[Bizgres-general] Statement Queuing take II - Resource Scheduling
Mark Kirkwood
mkirkwood at greenplum.com
Wed Jul 5 00:53:26 UTC 2006
RESOURCE SCHEDULER - Design Review
==================
Discussion
----------
Over the last few weeks the basic internals for locking and queuing [1]
have been built, resulting a roughly runnable framework to test the
basic scheduling functions - lock, wait, release, wakeup a process
requesting a resource [2].
During the build process, when data structure and architectural
challenges presented themselves, various decisions were made and now it
seems like a good idea to present these for discussion and critique. A
self critique is presented as well, to highlight what I see the main
issues to be.
Design Description
------------------
1/ Data Structure Relationships
These are shown using some ascii art E-R diagrams "|------<" being
"one-to-many" and "|------|" meaning "1-1"):
role |------< resource-limits [ >------| limit-types ]
-
|
|
|
|
-
scheduler |------< queue |------| resource-counter and limit
-
|
|
|
|
-
resource-lock |------< resource-proclock
2/ System Initialization
A resource-limit is something like "active statement number = 10" or
"active statement cost = 100000". At system initialization a queue is
created for each one of these. The queue has additional elements - in
particular the current value for the limit. (in the current code, the
role to resource-limit and resource-limit to queue setups are TODO).
There are a certain (fixed) number of possible limit types, relating to
the type of resource-limit the queue implements. Two types will be
provided initially - "active statement count" and "active statement
cost" [3]. (in the current code the second of these is still TODO).
At system start one resource-scheduler structure is created in shared
memory and the queues are attached to it as an array.
□ □ □ □
:: DIRECTIVE ::
In the resource scheduler design review, write out everything from "[Bizgres-general] Statement Queuing" down to "a resource [2].", word for word. The data has nothing to do with any of this.

:: GIVEN ENTRIES ::
□ □ □ □
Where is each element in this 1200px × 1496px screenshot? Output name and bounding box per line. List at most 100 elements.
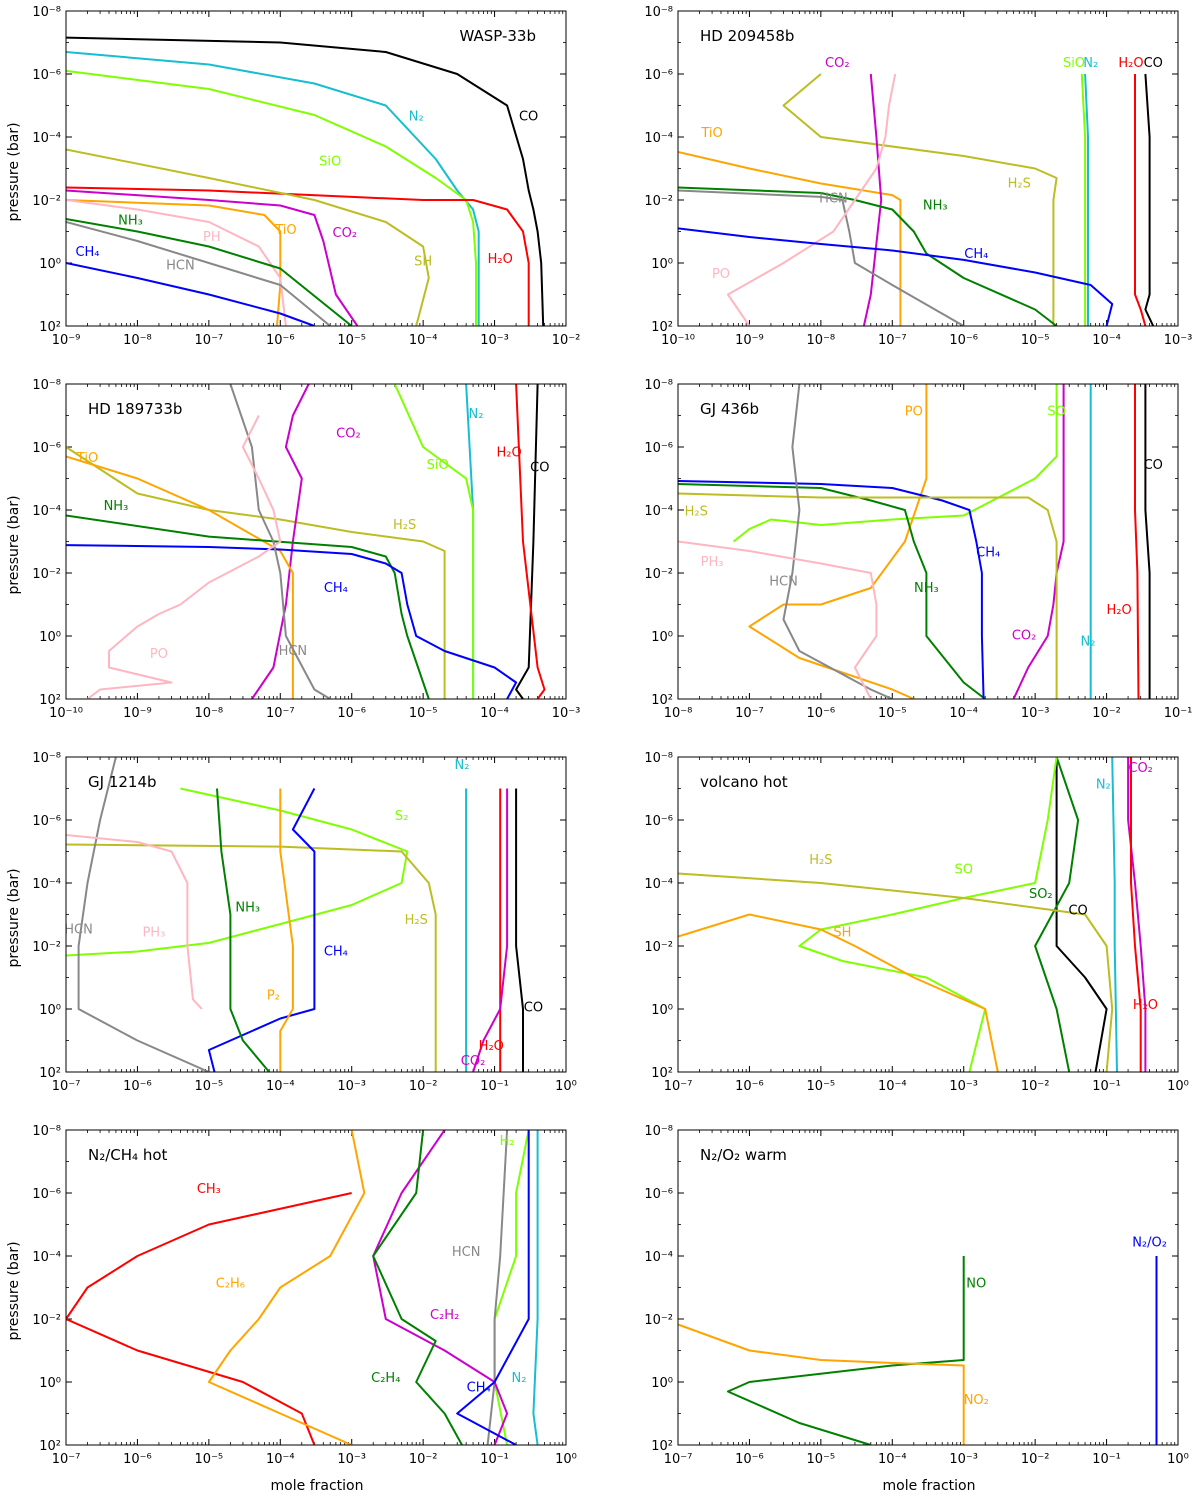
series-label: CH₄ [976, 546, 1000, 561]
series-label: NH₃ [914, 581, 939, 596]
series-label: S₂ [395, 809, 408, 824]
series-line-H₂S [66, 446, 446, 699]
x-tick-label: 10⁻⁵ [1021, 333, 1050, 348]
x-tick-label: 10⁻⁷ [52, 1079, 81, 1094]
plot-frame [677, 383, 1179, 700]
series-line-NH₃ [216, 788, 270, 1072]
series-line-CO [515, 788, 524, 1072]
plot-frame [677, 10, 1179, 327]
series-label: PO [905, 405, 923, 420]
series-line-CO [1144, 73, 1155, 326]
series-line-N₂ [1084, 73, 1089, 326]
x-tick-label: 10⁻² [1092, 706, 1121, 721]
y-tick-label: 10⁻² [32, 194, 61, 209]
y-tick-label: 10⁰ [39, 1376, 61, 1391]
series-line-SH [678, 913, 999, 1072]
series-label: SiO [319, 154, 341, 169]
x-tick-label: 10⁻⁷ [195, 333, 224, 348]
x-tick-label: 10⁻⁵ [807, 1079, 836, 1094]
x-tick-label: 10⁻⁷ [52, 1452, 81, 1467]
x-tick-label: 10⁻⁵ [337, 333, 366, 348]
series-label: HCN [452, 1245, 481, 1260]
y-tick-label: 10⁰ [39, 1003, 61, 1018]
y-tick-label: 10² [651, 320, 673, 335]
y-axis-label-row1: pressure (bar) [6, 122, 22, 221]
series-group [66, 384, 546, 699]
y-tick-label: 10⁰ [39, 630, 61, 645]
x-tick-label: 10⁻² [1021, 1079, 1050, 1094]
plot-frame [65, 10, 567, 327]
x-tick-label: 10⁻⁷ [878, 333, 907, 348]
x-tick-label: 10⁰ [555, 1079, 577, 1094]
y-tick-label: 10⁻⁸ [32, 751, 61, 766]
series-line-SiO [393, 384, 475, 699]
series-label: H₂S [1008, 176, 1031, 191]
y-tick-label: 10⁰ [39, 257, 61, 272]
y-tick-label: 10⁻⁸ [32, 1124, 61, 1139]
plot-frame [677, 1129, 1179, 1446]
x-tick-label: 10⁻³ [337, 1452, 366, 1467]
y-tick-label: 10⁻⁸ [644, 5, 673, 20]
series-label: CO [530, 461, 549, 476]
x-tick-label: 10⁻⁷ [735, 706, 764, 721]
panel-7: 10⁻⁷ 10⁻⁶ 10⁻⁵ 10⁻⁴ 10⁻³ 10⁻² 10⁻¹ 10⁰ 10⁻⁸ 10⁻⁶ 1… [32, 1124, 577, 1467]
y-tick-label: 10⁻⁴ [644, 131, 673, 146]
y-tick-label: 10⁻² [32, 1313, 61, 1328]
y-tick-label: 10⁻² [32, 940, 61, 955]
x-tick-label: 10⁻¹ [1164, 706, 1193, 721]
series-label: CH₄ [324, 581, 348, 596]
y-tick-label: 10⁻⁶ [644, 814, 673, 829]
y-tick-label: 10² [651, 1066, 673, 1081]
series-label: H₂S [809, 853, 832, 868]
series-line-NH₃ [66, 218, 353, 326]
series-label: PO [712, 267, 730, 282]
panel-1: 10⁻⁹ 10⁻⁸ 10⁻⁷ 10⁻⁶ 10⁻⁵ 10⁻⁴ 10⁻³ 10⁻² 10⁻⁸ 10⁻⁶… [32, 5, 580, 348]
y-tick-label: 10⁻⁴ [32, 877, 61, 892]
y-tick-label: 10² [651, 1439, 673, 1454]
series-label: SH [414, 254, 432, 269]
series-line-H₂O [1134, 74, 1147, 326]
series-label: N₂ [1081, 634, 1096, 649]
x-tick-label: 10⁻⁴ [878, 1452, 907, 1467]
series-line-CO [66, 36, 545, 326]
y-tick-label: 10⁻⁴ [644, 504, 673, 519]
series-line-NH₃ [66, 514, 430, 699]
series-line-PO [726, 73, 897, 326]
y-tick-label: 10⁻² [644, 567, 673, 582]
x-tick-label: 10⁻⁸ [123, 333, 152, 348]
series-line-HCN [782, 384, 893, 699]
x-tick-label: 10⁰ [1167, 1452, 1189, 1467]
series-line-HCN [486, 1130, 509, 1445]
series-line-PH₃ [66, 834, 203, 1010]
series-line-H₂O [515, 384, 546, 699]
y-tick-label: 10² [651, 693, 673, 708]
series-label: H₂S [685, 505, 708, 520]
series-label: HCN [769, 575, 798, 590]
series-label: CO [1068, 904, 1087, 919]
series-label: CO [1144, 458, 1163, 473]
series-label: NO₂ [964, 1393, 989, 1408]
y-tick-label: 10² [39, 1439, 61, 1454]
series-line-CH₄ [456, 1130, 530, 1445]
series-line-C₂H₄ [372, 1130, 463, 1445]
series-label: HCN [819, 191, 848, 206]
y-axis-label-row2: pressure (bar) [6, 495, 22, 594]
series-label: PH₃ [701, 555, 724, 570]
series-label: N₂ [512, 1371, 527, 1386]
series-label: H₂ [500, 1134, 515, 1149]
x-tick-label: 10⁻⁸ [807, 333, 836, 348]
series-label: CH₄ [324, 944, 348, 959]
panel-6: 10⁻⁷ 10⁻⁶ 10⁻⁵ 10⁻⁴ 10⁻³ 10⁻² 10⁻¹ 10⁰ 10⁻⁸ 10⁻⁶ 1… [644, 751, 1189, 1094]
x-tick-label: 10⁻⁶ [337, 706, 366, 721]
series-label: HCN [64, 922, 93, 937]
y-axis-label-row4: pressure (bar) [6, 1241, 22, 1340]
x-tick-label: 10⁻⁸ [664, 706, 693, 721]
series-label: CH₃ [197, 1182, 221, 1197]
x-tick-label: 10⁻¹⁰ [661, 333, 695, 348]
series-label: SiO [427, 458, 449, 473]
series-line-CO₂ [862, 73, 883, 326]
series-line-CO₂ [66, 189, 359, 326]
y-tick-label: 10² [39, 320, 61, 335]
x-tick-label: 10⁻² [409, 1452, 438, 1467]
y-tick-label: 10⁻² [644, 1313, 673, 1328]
□ □ □ □
:: EXERCISE ANSWER ::
[Bizgres-general] Statement Queuing take II - Resource Scheduling
Mark Kirkwood
mkirkwood at greenplum.com
Wed Jul 5 00:53:26 UTC 2006
RESOURCE SCHEDULER - Design Review
==================
Discussion
----------
Over the last few weeks the basic internals for locking and queuing [1]
have been built, resulting a roughly runnable framework to test the
basic scheduling functions - lock, wait, release, wakeup a process
requesting a resource [2].